### TO DO:
Work through the data below and give the number of lines holding "ylabel", nothing more.

### RECORD SET:
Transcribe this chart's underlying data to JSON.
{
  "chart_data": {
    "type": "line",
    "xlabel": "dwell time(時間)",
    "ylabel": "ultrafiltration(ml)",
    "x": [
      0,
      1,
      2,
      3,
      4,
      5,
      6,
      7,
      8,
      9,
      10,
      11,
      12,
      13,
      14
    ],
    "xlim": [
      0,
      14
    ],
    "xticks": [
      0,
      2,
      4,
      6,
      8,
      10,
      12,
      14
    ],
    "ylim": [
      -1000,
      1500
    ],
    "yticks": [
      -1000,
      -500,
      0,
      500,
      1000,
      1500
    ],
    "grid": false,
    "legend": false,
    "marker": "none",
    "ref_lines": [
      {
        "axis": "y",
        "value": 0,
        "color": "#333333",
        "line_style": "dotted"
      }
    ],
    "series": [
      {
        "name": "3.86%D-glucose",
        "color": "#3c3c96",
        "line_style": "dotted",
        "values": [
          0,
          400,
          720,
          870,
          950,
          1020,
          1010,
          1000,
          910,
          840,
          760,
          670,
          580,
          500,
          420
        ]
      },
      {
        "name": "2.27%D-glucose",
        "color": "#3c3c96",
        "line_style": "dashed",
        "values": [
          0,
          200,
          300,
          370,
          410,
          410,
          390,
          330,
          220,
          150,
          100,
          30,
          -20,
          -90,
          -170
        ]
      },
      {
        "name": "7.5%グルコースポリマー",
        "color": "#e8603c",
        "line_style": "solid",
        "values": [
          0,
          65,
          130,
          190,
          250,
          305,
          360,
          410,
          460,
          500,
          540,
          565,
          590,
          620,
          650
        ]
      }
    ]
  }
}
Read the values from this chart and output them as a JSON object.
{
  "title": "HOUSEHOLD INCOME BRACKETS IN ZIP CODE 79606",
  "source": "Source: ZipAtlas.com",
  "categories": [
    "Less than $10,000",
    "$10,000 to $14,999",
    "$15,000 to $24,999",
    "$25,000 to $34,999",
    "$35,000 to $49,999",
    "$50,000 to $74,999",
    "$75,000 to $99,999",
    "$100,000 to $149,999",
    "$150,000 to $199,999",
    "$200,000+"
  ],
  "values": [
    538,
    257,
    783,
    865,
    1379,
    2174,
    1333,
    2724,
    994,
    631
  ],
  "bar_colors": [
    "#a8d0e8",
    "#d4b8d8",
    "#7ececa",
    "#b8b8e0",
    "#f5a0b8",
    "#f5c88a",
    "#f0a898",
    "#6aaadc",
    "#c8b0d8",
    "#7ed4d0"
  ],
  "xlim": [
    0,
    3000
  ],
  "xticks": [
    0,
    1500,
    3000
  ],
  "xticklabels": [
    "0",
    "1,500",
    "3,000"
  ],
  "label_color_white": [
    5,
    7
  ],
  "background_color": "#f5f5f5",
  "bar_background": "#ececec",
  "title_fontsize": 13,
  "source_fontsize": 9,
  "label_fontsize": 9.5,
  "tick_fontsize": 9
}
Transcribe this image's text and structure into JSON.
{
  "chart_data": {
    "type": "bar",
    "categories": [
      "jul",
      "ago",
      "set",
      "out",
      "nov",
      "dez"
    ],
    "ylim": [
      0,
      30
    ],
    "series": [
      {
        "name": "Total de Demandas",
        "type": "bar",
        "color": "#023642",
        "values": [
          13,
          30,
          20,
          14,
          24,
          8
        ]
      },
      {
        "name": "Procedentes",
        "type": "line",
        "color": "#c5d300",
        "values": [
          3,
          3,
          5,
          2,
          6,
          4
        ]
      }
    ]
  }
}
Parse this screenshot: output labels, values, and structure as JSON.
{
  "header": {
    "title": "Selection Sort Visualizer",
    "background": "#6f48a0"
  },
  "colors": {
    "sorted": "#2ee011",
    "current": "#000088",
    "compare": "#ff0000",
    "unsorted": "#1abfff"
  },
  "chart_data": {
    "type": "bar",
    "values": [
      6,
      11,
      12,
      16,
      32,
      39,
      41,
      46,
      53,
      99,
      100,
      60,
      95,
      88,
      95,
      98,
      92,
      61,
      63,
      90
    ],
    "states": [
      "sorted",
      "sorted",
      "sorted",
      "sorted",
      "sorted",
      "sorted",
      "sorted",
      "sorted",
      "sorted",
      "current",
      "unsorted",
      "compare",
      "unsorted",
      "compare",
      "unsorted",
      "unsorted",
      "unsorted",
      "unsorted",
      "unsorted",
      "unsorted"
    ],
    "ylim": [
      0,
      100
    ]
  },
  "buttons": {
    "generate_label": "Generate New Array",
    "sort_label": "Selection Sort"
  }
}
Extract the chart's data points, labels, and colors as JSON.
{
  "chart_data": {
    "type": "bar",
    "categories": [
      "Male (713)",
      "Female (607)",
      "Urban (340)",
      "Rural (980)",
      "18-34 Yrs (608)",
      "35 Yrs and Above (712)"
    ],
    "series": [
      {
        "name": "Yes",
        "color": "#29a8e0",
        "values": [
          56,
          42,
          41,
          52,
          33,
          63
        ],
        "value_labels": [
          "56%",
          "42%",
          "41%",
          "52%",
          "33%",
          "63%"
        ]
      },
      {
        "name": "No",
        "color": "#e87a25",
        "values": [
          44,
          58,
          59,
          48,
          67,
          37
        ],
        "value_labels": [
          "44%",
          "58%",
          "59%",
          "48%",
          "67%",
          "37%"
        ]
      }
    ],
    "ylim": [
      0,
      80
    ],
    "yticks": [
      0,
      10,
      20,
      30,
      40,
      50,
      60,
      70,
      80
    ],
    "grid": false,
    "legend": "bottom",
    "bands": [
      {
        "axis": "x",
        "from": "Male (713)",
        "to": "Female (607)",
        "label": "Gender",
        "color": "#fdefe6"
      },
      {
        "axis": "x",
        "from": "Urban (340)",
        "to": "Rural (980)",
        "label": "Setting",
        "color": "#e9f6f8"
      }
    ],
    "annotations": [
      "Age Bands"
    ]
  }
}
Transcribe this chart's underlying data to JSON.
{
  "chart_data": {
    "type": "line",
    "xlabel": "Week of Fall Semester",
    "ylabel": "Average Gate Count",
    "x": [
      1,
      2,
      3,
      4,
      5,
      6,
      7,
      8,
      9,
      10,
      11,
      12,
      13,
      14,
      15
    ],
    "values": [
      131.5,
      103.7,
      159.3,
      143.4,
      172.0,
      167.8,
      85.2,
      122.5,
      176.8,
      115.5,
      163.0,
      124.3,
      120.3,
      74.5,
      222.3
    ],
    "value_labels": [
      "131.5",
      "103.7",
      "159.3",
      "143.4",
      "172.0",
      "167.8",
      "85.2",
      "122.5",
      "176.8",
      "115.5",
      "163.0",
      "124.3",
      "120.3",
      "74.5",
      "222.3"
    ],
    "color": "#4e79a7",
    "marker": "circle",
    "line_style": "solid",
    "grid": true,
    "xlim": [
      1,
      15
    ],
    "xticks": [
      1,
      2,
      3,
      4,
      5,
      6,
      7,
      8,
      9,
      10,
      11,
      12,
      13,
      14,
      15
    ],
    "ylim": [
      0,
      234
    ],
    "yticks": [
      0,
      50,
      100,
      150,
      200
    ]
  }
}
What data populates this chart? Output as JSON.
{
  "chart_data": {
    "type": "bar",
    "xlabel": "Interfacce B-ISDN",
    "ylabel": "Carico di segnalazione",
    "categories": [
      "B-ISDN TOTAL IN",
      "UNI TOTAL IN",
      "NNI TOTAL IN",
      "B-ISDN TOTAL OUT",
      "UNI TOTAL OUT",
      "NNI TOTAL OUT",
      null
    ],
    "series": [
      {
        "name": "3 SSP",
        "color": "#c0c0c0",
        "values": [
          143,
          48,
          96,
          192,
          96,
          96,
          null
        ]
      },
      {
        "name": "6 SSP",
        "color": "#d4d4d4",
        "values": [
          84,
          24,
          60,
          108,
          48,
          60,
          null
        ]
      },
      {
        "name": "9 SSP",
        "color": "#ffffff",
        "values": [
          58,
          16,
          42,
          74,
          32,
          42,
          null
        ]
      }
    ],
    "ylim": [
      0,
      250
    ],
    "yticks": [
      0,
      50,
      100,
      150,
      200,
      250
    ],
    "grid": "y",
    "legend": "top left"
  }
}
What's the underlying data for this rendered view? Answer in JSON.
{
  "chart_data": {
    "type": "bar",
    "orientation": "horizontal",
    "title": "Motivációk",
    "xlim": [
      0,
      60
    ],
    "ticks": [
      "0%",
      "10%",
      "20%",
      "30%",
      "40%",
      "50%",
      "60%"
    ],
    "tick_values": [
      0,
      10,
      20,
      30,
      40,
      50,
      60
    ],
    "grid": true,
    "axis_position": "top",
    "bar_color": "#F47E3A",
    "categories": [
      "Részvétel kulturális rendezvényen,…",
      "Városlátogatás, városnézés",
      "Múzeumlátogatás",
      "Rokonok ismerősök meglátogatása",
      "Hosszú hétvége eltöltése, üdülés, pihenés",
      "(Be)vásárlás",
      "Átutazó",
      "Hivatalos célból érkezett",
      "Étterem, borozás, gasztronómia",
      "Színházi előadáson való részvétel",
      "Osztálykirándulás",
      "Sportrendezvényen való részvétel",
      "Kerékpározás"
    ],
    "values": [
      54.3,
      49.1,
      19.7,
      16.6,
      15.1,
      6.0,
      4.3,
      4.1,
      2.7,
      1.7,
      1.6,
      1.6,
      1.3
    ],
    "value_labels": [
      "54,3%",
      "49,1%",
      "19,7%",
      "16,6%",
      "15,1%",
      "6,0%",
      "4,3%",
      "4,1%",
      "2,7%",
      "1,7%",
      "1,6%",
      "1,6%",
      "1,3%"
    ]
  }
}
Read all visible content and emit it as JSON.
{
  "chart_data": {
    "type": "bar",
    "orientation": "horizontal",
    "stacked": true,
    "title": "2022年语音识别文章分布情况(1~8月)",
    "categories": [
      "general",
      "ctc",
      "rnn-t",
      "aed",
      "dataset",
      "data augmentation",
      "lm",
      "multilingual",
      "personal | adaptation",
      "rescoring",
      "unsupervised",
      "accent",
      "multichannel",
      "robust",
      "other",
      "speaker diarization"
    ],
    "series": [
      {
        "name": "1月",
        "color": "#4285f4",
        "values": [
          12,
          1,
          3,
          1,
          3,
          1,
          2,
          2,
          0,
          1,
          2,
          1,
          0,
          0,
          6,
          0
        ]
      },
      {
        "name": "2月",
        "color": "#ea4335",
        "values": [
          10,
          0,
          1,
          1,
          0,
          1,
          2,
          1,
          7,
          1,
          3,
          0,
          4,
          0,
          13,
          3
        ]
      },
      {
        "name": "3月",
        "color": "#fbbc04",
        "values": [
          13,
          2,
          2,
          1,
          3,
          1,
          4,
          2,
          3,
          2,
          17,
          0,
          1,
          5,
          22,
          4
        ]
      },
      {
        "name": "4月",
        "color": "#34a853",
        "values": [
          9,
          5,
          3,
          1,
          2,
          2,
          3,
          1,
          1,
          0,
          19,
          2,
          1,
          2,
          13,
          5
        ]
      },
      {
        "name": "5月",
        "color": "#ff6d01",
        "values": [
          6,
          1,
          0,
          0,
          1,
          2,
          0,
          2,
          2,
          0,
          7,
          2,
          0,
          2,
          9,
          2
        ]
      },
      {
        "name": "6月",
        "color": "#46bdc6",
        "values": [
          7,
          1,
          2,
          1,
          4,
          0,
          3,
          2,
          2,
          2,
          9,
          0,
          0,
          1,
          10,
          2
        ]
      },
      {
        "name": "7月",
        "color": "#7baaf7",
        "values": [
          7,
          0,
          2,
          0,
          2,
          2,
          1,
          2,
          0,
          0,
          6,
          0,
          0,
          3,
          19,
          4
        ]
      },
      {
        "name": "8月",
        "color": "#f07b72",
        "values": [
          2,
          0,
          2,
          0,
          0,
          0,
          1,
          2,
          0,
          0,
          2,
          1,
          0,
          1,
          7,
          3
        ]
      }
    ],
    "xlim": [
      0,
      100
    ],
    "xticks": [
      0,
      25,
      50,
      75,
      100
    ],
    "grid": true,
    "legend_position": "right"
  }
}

### THE COMPLETED TASK:
3